Written request
Report, as a bare number, how many lines hold "compressed".

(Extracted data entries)
=-=-=

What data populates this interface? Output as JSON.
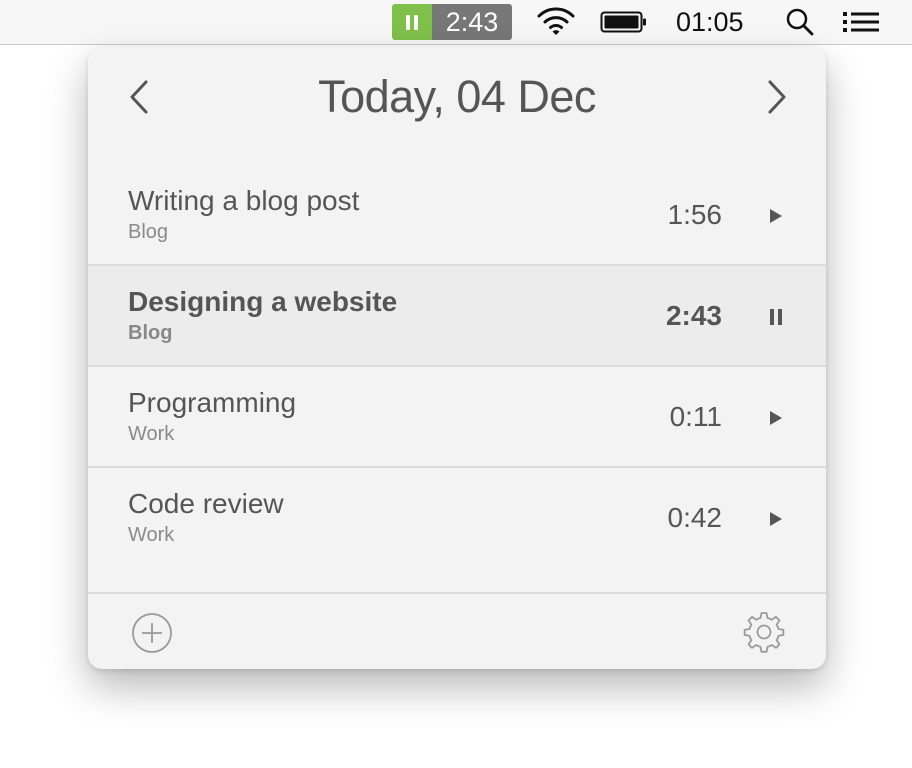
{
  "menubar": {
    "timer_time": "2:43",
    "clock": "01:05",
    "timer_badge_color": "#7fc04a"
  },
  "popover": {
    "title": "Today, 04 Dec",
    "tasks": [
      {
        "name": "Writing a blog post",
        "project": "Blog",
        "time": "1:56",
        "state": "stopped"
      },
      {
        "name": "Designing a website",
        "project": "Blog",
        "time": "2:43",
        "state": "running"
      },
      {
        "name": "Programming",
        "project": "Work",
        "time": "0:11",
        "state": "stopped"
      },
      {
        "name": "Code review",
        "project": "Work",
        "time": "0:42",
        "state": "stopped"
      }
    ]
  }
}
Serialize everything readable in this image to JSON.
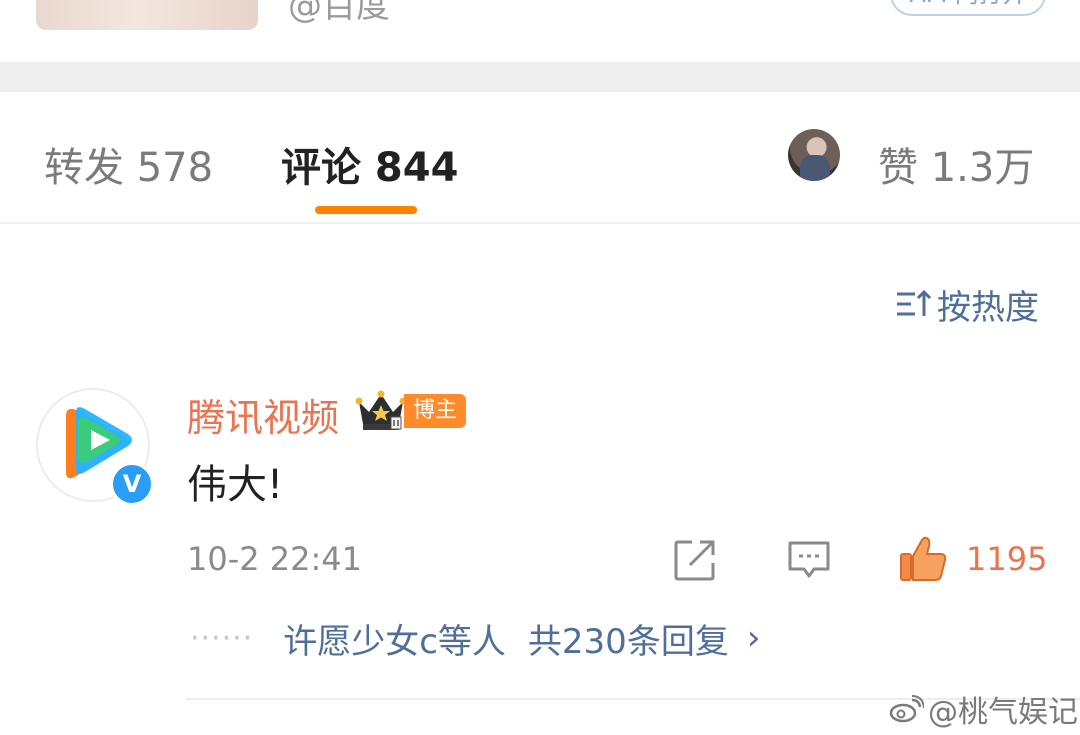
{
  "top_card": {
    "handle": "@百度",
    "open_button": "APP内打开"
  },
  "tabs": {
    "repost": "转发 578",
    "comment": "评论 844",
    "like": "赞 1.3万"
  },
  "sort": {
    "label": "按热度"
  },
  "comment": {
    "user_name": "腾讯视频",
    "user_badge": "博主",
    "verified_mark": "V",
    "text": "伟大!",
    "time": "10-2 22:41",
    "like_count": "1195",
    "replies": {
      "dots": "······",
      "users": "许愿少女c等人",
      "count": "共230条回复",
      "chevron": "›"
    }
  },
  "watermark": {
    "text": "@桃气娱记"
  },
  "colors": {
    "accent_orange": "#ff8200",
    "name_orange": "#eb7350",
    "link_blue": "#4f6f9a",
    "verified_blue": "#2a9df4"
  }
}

=-=-=

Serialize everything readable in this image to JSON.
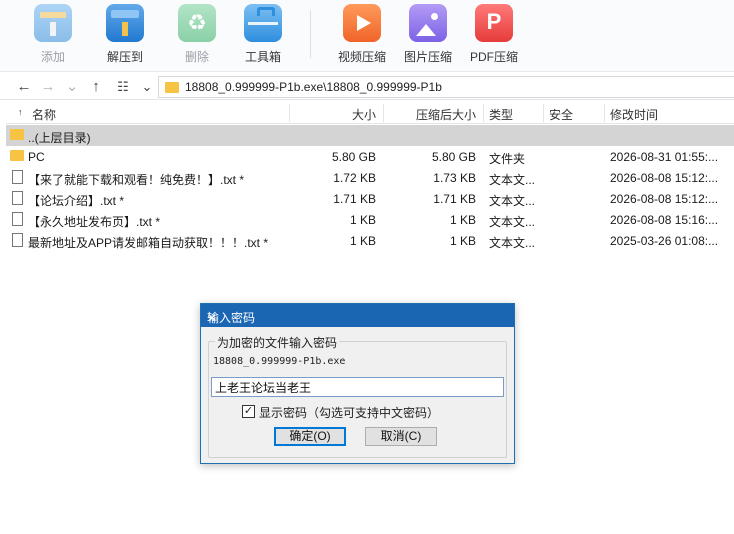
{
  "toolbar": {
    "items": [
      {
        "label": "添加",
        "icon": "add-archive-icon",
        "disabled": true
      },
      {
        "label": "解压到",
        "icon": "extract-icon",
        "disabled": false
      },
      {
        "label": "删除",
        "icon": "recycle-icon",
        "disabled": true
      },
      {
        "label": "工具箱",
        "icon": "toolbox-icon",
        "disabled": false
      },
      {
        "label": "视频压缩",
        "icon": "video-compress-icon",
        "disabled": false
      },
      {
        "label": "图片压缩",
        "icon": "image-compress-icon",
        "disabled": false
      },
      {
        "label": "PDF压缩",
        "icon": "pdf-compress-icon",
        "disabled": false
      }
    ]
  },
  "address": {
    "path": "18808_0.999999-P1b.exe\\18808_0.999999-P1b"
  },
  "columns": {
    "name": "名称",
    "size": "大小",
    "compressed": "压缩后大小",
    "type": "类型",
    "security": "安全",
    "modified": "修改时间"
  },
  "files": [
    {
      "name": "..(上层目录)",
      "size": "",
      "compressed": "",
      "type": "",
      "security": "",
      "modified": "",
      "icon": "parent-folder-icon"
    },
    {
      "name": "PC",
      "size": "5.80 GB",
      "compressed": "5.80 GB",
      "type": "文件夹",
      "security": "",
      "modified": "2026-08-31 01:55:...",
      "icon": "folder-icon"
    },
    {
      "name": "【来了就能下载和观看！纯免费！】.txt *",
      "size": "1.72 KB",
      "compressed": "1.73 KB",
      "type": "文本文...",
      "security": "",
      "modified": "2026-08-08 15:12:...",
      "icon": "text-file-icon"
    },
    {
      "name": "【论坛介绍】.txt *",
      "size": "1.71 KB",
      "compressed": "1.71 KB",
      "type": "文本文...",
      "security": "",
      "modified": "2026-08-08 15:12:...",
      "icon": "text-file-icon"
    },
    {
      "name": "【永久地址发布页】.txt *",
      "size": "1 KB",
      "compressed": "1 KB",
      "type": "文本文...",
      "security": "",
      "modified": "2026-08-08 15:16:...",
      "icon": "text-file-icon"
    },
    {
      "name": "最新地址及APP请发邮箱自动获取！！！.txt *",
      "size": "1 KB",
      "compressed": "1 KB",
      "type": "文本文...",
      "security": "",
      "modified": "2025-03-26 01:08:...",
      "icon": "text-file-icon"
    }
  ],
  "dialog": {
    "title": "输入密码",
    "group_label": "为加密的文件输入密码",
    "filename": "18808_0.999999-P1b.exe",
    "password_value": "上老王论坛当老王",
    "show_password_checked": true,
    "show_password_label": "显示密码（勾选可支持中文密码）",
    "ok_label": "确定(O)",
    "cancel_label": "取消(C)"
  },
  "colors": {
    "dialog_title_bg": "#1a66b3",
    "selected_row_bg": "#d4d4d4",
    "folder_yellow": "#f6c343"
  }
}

=-=-=

Result of this exercise
7